— Start of Extracted information —
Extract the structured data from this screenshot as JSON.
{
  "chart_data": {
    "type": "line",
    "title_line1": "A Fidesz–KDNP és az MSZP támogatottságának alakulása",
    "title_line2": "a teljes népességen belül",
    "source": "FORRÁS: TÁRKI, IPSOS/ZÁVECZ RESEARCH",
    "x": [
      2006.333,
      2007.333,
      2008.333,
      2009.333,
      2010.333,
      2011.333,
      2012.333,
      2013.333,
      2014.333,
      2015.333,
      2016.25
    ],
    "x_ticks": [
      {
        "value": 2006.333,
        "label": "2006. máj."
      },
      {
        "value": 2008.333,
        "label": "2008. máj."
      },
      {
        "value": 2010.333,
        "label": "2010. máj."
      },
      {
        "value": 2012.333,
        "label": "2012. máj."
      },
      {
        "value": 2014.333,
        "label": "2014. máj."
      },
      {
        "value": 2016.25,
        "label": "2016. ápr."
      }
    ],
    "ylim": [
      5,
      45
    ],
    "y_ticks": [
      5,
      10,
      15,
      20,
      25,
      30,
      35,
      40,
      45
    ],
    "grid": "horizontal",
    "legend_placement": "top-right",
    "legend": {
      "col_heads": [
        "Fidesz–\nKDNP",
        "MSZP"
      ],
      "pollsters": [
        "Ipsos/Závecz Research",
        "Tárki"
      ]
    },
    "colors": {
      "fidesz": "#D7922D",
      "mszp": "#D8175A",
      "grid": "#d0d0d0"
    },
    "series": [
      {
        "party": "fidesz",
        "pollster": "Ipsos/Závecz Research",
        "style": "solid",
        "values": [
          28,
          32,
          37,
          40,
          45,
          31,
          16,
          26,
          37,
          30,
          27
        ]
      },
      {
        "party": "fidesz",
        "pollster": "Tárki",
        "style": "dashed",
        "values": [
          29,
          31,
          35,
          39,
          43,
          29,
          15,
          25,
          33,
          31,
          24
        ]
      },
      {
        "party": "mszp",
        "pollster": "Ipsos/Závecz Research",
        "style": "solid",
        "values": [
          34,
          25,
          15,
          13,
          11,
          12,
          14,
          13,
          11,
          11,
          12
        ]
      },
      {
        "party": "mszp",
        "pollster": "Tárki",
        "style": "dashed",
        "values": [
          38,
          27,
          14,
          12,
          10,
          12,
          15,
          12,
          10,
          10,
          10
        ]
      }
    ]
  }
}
— End of Extracted information —
## Exercise instructions
Please quote every record above exactly as it appears.

## Answer
Extract the structured data from this screenshot as JSON.
{
  "chart_data": {
    "type": "line",
    "title_line1": "A Fidesz–KDNP és az MSZP támogatottságának alakulása",
    "title_line2": "a teljes népességen belül",
    "source": "FORRÁS: TÁRKI, IPSOS/ZÁVECZ RESEARCH",
    "x": [
      2006.333,
      2007.333,
      2008.333,
      2009.333,
      2010.333,
      2011.333,
      2012.333,
      2013.333,
      2014.333,
      2015.333,
      2016.25
    ],
    "x_ticks": [
      {
        "value": 2006.333,
        "label": "2006. máj."
      },
      {
        "value": 2008.333,
        "label": "2008. máj."
      },
      {
        "value": 2010.333,
        "label": "2010. máj."
      },
      {
        "value": 2012.333,
        "label": "2012. máj."
      },
      {
        "value": 2014.333,
        "label": "2014. máj."
      },
      {
        "value": 2016.25,
        "label": "2016. ápr."
      }
    ],
    "ylim": [
      5,
      45
    ],
    "y_ticks": [
      5,
      10,
      15,
      20,
      25,
      30,
      35,
      40,
      45
    ],
    "grid": "horizontal",
    "legend_placement": "top-right",
    "legend": {
      "col_heads": [
        "Fidesz–\nKDNP",
        "MSZP"
      ],
      "pollsters": [
        "Ipsos/Závecz Research",
        "Tárki"
      ]
    },
    "colors": {
      "fidesz": "#D7922D",
      "mszp": "#D8175A",
      "grid": "#d0d0d0"
    },
    "series": [
      {
        "party": "fidesz",
        "pollster": "Ipsos/Závecz Research",
        "style": "solid",
        "values": [
          28,
          32,
          37,
          40,
          45,
          31,
          16,
          26,
          37,
          30,
          27
        ]
      },
      {
        "party": "fidesz",
        "pollster": "Tárki",
        "style": "dashed",
        "values": [
          29,
          31,
          35,
          39,
          43,
          29,
          15,
          25,
          33,
          31,
          24
        ]
      },
      {
        "party": "mszp",
        "pollster": "Ipsos/Závecz Research",
        "style": "solid",
        "values": [
          34,
          25,
          15,
          13,
          11,
          12,
          14,
          13,
          11,
          11,
          12
        ]
      },
      {
        "party": "mszp",
        "pollster": "Tárki",
        "style": "dashed",
        "values": [
          38,
          27,
          14,
          12,
          10,
          12,
          15,
          12,
          10,
          10,
          10
        ]
      }
    ]
  }
}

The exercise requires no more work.